_Task details_. Repeat the records below exactly, leaving out every picture.

_Items from a data source_.
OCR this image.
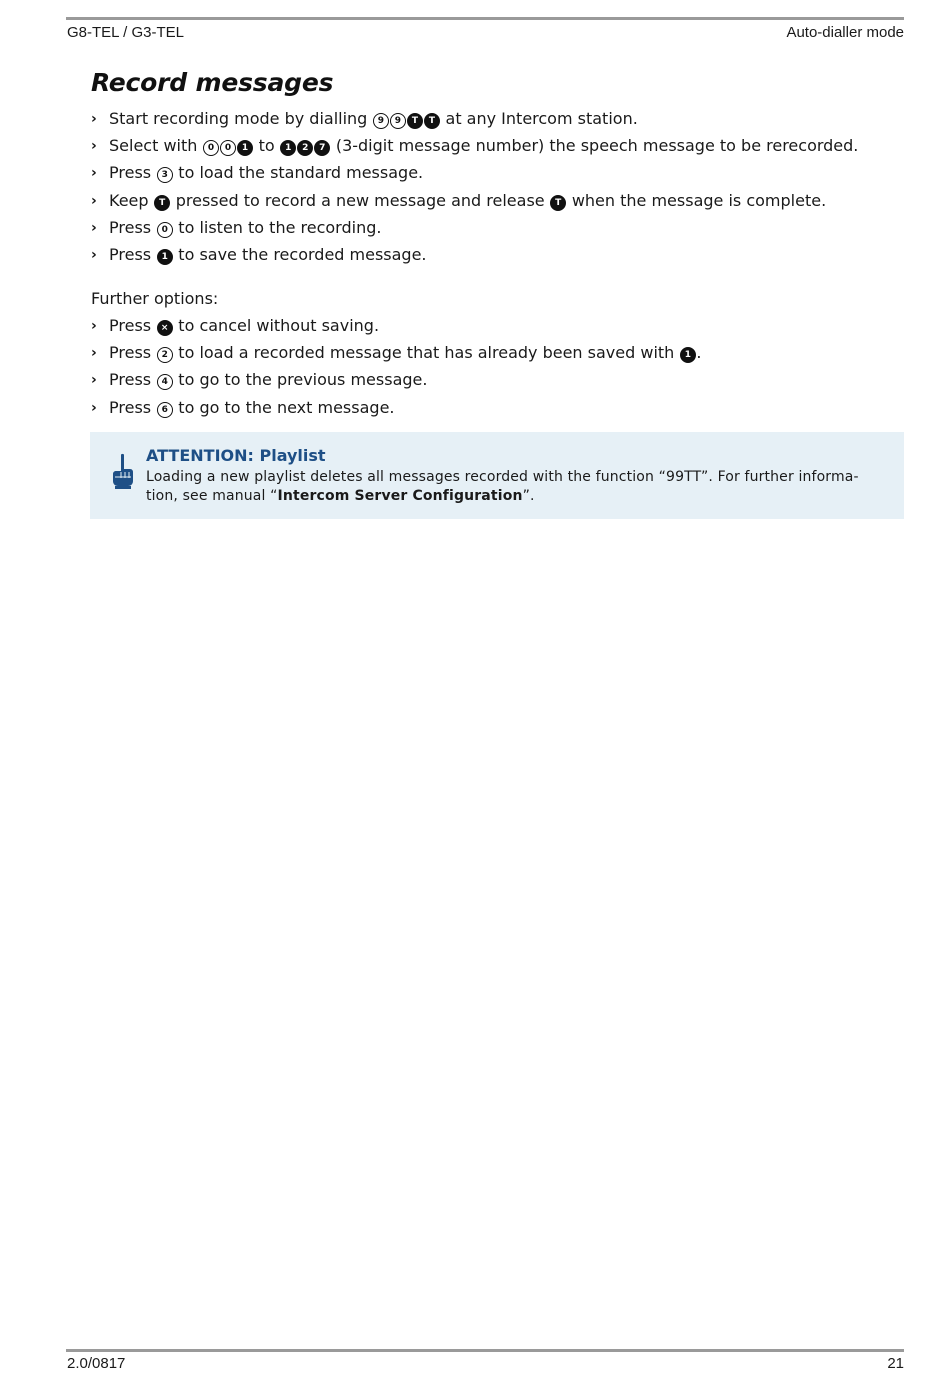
G8-TEL / G3-TEL	Auto-dialler mode
Record messages
› Start recording mode by dialling 9 9 T T at any Intercom station.
› Select with 0 0 1 to 1 2 7 (3-digit message number) the speech message to be rerecorded.
› Press 3 to load the standard message.
› Keep T pressed to record a new message and release T when the message is complete.
› Press 0 to listen to the recording.
› Press 1 to save the recorded message.
Further options:
› Press × to cancel without saving.
› Press 2 to load a recorded message that has already been saved with 1 .
› Press 4 to go to the previous message.
› Press 6 to go to the next message.
ATTENTION: Playlist
Loading a new playlist deletes all messages recorded with the function “99TT”. For further informa-tion, see manual “Intercom Server Configuration”.
2.0/0817	21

_Worked answer_.
OCR this image.
G8-TEL / G3-TEL	Auto-dialler mode
Record messages
› Start recording mode by dialling 9 9 T T at any Intercom station.
› Select with 0 0 1 to 1 2 7 (3-digit message number) the speech message to be rerecorded.
› Press 3 to load the standard message.
› Keep T pressed to record a new message and release T when the message is complete.
› Press 0 to listen to the recording.
› Press 1 to save the recorded message.
Further options:
› Press × to cancel without saving.
› Press 2 to load a recorded message that has already been saved with 1 .
› Press 4 to go to the previous message.
› Press 6 to go to the next message.
ATTENTION: Playlist
Loading a new playlist deletes all messages recorded with the function “99TT”. For further informa-tion, see manual “Intercom Server Configuration”.
2.0/0817	21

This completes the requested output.